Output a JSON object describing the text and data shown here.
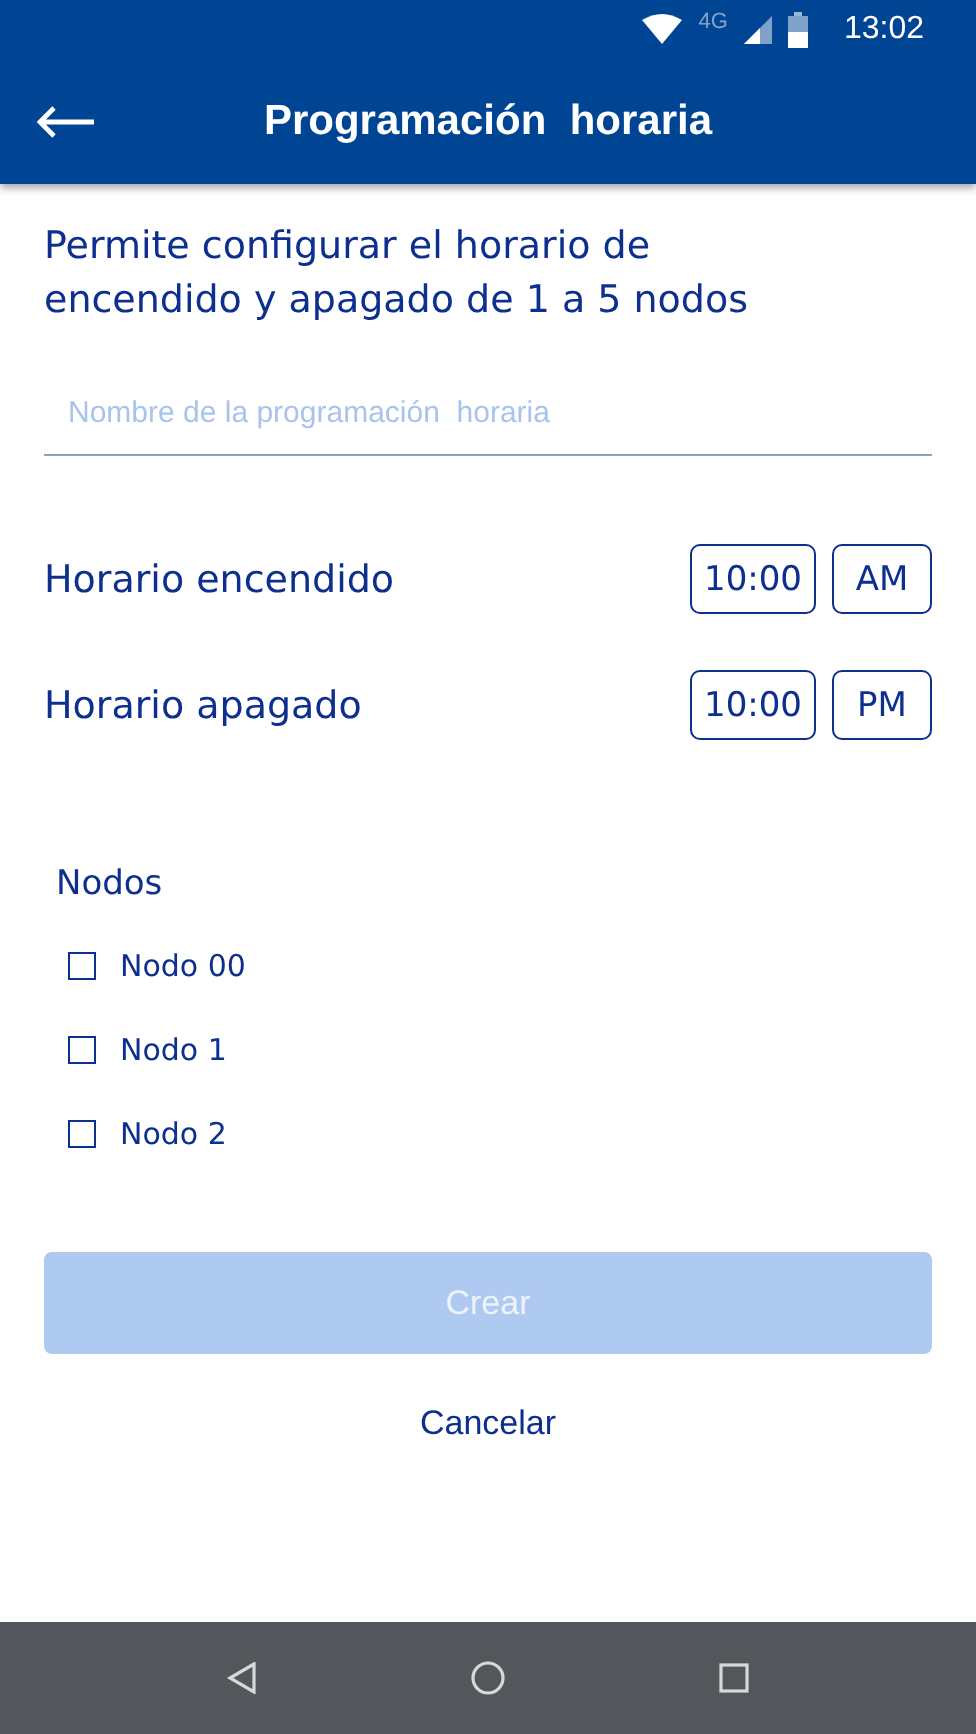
{
  "status_bar": {
    "network": "4G",
    "time": "13:02"
  },
  "app_bar": {
    "title": "Programación  horaria"
  },
  "description": "Permite configurar el horario de encendido y apagado de 1 a 5 nodos",
  "name_field": {
    "placeholder": "Nombre de la programación  horaria"
  },
  "schedules": [
    {
      "label": "Horario encendido",
      "time": "10:00",
      "period": "AM"
    },
    {
      "label": "Horario apagado",
      "time": "10:00",
      "period": "PM"
    }
  ],
  "nodes": {
    "title": "Nodos",
    "items": [
      {
        "label": "Nodo 00",
        "checked": false
      },
      {
        "label": "Nodo 1",
        "checked": false
      },
      {
        "label": "Nodo 2",
        "checked": false
      }
    ]
  },
  "create_button": {
    "label": "Crear",
    "disabled": true
  },
  "cancel_button": {
    "label": "Cancelar"
  }
}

-----

* _WHAT IS ASKED_:
Extract all the data above exactly, excluding every picture.

* _SOLVED PROBLEM_:
Output a JSON object describing the text and data shown here.
{
  "status_bar": {
    "network": "4G",
    "time": "13:02"
  },
  "app_bar": {
    "title": "Programación  horaria"
  },
  "description": "Permite configurar el horario de encendido y apagado de 1 a 5 nodos",
  "name_field": {
    "placeholder": "Nombre de la programación  horaria"
  },
  "schedules": [
    {
      "label": "Horario encendido",
      "time": "10:00",
      "period": "AM"
    },
    {
      "label": "Horario apagado",
      "time": "10:00",
      "period": "PM"
    }
  ],
  "nodes": {
    "title": "Nodos",
    "items": [
      {
        "label": "Nodo 00",
        "checked": false
      },
      {
        "label": "Nodo 1",
        "checked": false
      },
      {
        "label": "Nodo 2",
        "checked": false
      }
    ]
  },
  "create_button": {
    "label": "Crear",
    "disabled": true
  },
  "cancel_button": {
    "label": "Cancelar"
  }
}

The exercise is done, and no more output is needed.